= Requirements =
Write out the material exactly. Do not include the pictures.

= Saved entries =

........

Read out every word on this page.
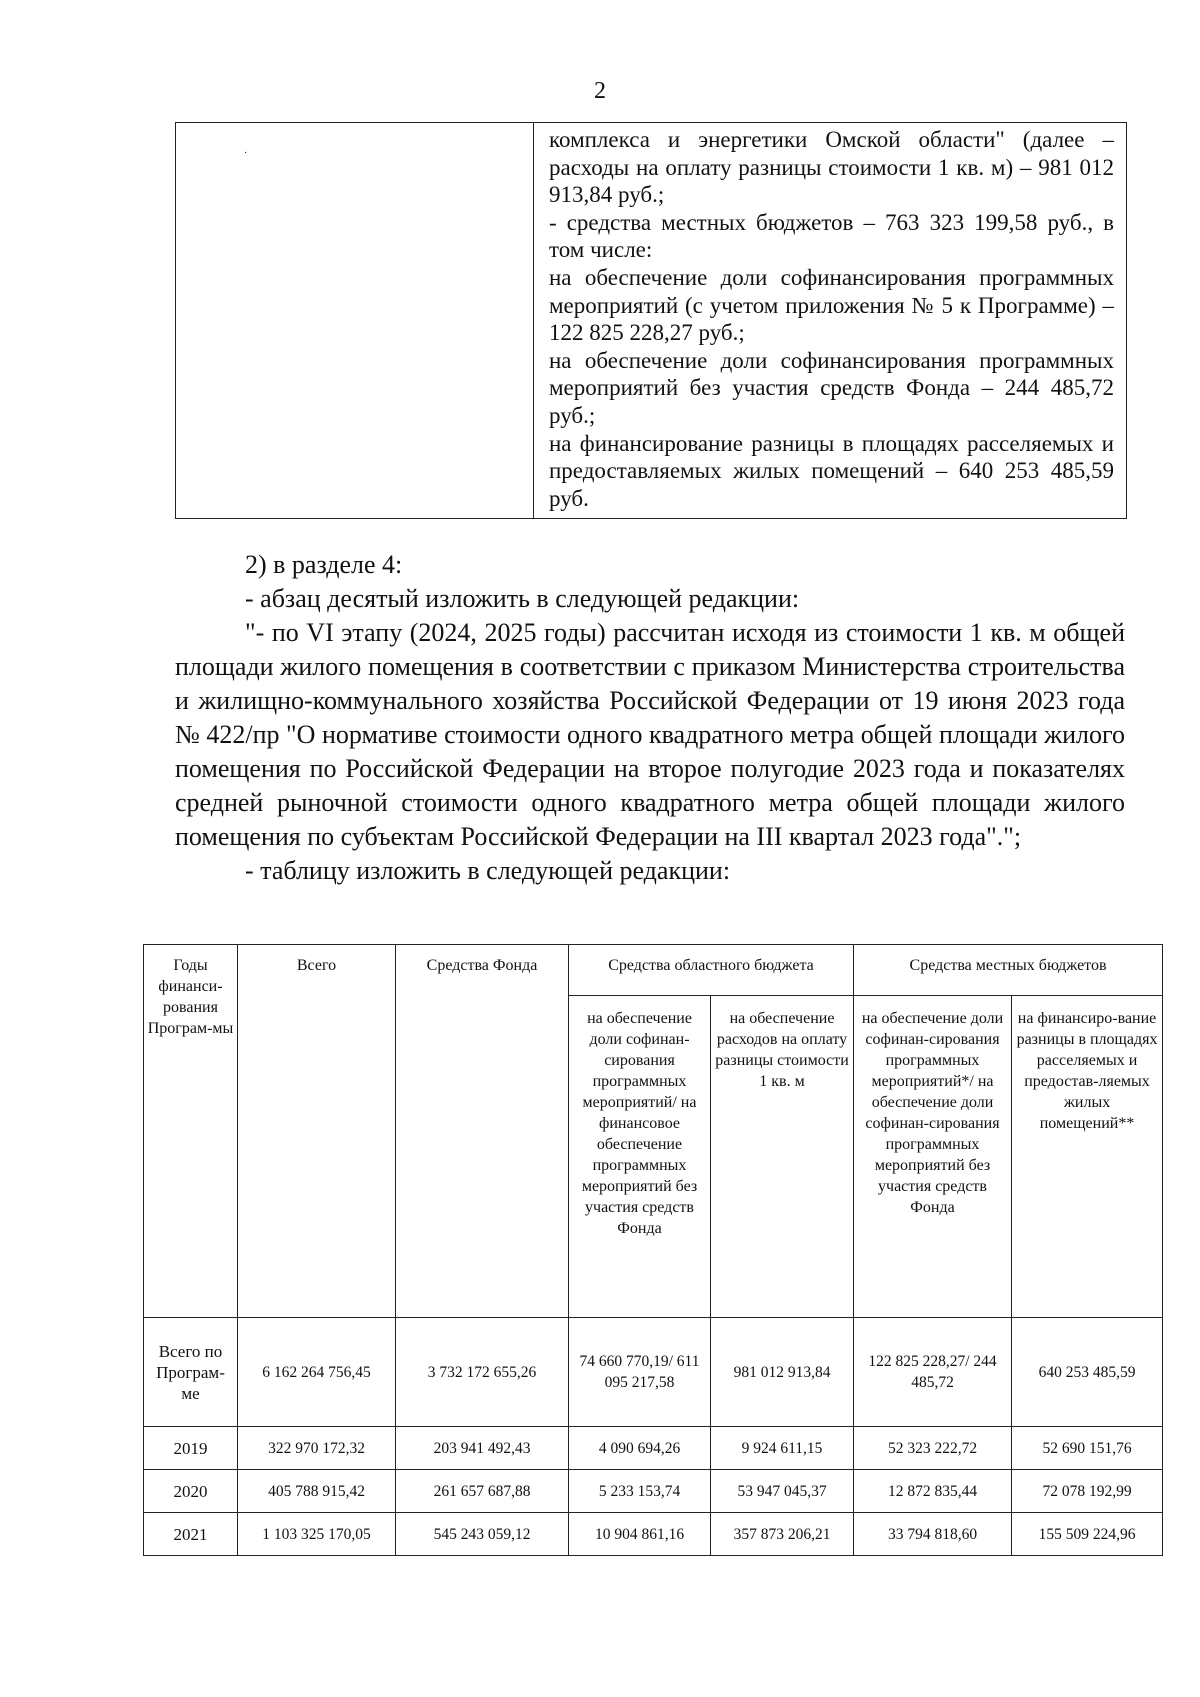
2
·

комплекса и энергетики Омской области" (далее – расходы на оплату разницы стоимости 1 кв. м) – 981 012 913,84 руб.;

- средства местных бюджетов – 763 323 199,58 руб., в том числе:

на обеспечение доли софинансирования программных мероприятий (с учетом приложения № 5 к Программе) – 122 825 228,27 руб.;

на обеспечение доли софинансирования программных мероприятий без участия средств Фонда – 244 485,72 руб.;

на финансирование разницы в площадях расселяемых и предоставляемых жилых помещений – 640 253 485,59 руб.

2) в разделе 4:

- абзац десятый изложить в следующей редакции:

"- по VI этапу (2024, 2025 годы) рассчитан исходя из стоимости 1 кв. м общей площади жилого помещения в соответствии с приказом Министерства строительства и жилищно-коммунального хозяйства Российской Федерации от 19 июня 2023 года № 422/пр "О нормативе стоимости одного квадратного метра общей площади жилого помещения по Российской Федерации на второе полугодие 2023 года и показателях средней рыночной стоимости одного квадратного метра общей площади жилого помещения по субъектам Российской Федерации на III квартал 2023 года".";

- таблицу изложить в следующей редакции:

Годы финанси-рования Програм-мы	Всего	Средства Фонда	Средства областного бюджета		Средства местных бюджетов	
			на обеспечение доли софинан-сирования программных мероприятий/ на финансовое обеспечение программных мероприятий без участия средств Фонда	на обеспечение расходов на оплату разницы стоимости 1 кв. м	на обеспечение доли софинан-сирования программных мероприятий*/ на обеспечение доли софинан-сирования программных мероприятий без участия средств Фонда	на финансиро-вание разницы в площадях расселяемых и предостав-ляемых жилых помещений**
Всего по Програм-ме	6 162 264 756,45	3 732 172 655,26	74 660 770,19/ 611 095 217,58	981 012 913,84	122 825 228,27/ 244 485,72	640 253 485,59
2019	322 970 172,32	203 941 492,43	4 090 694,26	9 924 611,15	52 323 222,72	52 690 151,76
2020	405 788 915,42	261 657 687,88	5 233 153,74	53 947 045,37	12 872 835,44	72 078 192,99
2021	1 103 325 170,05	545 243 059,12	10 904 861,16	357 873 206,21	33 794 818,60	155 509 224,96
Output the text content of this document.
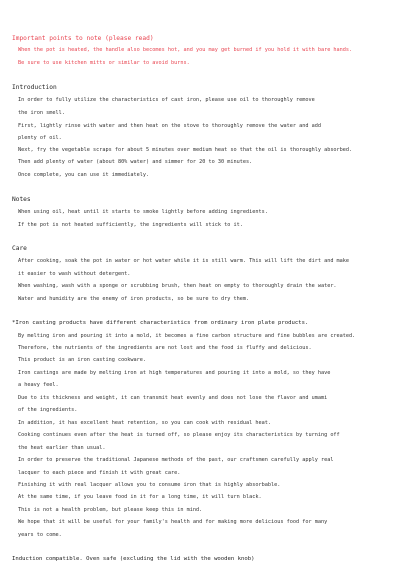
Important points to note (please read)
When the pot is heated, the handle also becomes hot, and you may get burned if you hold it with bare hands.
Be sure to use kitchen mitts or similar to avoid burns.
Introduction
In order to fully utilize the characteristics of cast iron, please use oil to thoroughly remove
the iron smell.
First, lightly rinse with water and then heat on the stove to thoroughly remove the water and add
plenty of oil.
Next, fry the vegetable scraps for about 5 minutes over medium heat so that the oil is thoroughly absorbed.
Then add plenty of water (about 80% water) and simmer for 20 to 30 minutes.
Once complete, you can use it immediately.
Notes
When using oil, heat until it starts to smoke lightly before adding ingredients.
If the pot is not heated sufficiently, the ingredients will stick to it.
Care
After cooking, soak the pot in water or hot water while it is still warm. This will lift the dirt and make
it easier to wash without detergent.
When washing, wash with a sponge or scrubbing brush, then heat on empty to thoroughly drain the water.
Water and humidity are the enemy of iron products, so be sure to dry them.
*Iron casting products have different characteristics from ordinary iron plate products.
By melting iron and pouring it into a mold, it becomes a fine carbon structure and fine bubbles are created.
Therefore, the nutrients of the ingredients are not lost and the food is fluffy and delicious.
This product is an iron casting cookware.
Iron castings are made by melting iron at high temperatures and pouring it into a mold, so they have
a heavy feel.
Due to its thickness and weight, it can transmit heat evenly and does not lose the flavor and umami
of the ingredients.
In addition, it has excellent heat retention, so you can cook with residual heat.
Cooking continues even after the heat is turned off, so please enjoy its characteristics by turning off
the heat earlier than usual.
In order to preserve the traditional Japanese methods of the past, our craftsmen carefully apply real
lacquer to each piece and finish it with great care.
Finishing it with real lacquer allows you to consume iron that is highly absorbable.
At the same time, if you leave food in it for a long time, it will turn black.
This is not a health problem, but please keep this in mind.
We hope that it will be useful for your family's health and for making more delicious food for many
years to come.
Induction compatible. Oven safe (excluding the lid with the wooden knob)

........

= Exercise response =
Read out every word on this page.
2
·

комплекса и энергетики Омской области" (далее – расходы на оплату разницы стоимости 1 кв. м) – 981 012 913,84 руб.;

- средства местных бюджетов – 763 323 199,58 руб., в том числе:

на обеспечение доли софинансирования программных мероприятий (с учетом приложения № 5 к Программе) – 122 825 228,27 руб.;

на обеспечение доли софинансирования программных мероприятий без участия средств Фонда – 244 485,72 руб.;

на финансирование разницы в площадях расселяемых и предоставляемых жилых помещений – 640 253 485,59 руб.

2) в разделе 4:

- абзац десятый изложить в следующей редакции:

"- по VI этапу (2024, 2025 годы) рассчитан исходя из стоимости 1 кв. м общей площади жилого помещения в соответствии с приказом Министерства строительства и жилищно-коммунального хозяйства Российской Федерации от 19 июня 2023 года № 422/пр "О нормативе стоимости одного квадратного метра общей площади жилого помещения по Российской Федерации на второе полугодие 2023 года и показателях средней рыночной стоимости одного квадратного метра общей площади жилого помещения по субъектам Российской Федерации на III квартал 2023 года".";

- таблицу изложить в следующей редакции:

Годы финанси-рования Програм-мы	Всего	Средства Фонда	Средства областного бюджета		Средства местных бюджетов	
			на обеспечение доли софинан-сирования программных мероприятий/ на финансовое обеспечение программных мероприятий без участия средств Фонда	на обеспечение расходов на оплату разницы стоимости 1 кв. м	на обеспечение доли софинан-сирования программных мероприятий*/ на обеспечение доли софинан-сирования программных мероприятий без участия средств Фонда	на финансиро-вание разницы в площадях расселяемых и предостав-ляемых жилых помещений**
Всего по Програм-ме	6 162 264 756,45	3 732 172 655,26	74 660 770,19/ 611 095 217,58	981 012 913,84	122 825 228,27/ 244 485,72	640 253 485,59
2019	322 970 172,32	203 941 492,43	4 090 694,26	9 924 611,15	52 323 222,72	52 690 151,76
2020	405 788 915,42	261 657 687,88	5 233 153,74	53 947 045,37	12 872 835,44	72 078 192,99
2021	1 103 325 170,05	545 243 059,12	10 904 861,16	357 873 206,21	33 794 818,60	155 509 224,96
Output the text content of this document.
Important points to note (please read)
When the pot is heated, the handle also becomes hot, and you may get burned if you hold it with bare hands.
Be sure to use kitchen mitts or similar to avoid burns.
Introduction
In order to fully utilize the characteristics of cast iron, please use oil to thoroughly remove
the iron smell.
First, lightly rinse with water and then heat on the stove to thoroughly remove the water and add
plenty of oil.
Next, fry the vegetable scraps for about 5 minutes over medium heat so that the oil is thoroughly absorbed.
Then add plenty of water (about 80% water) and simmer for 20 to 30 minutes.
Once complete, you can use it immediately.
Notes
When using oil, heat until it starts to smoke lightly before adding ingredients.
If the pot is not heated sufficiently, the ingredients will stick to it.
Care
After cooking, soak the pot in water or hot water while it is still warm. This will lift the dirt and make
it easier to wash without detergent.
When washing, wash with a sponge or scrubbing brush, then heat on empty to thoroughly drain the water.
Water and humidity are the enemy of iron products, so be sure to dry them.
*Iron casting products have different characteristics from ordinary iron plate products.
By melting iron and pouring it into a mold, it becomes a fine carbon structure and fine bubbles are created.
Therefore, the nutrients of the ingredients are not lost and the food is fluffy and delicious.
This product is an iron casting cookware.
Iron castings are made by melting iron at high temperatures and pouring it into a mold, so they have
a heavy feel.
Due to its thickness and weight, it can transmit heat evenly and does not lose the flavor and umami
of the ingredients.
In addition, it has excellent heat retention, so you can cook with residual heat.
Cooking continues even after the heat is turned off, so please enjoy its characteristics by turning off
the heat earlier than usual.
In order to preserve the traditional Japanese methods of the past, our craftsmen carefully apply real
lacquer to each piece and finish it with great care.
Finishing it with real lacquer allows you to consume iron that is highly absorbable.
At the same time, if you leave food in it for a long time, it will turn black.
This is not a health problem, but please keep this in mind.
We hope that it will be useful for your family's health and for making more delicious food for many
years to come.
Induction compatible. Oven safe (excluding the lid with the wooden knob)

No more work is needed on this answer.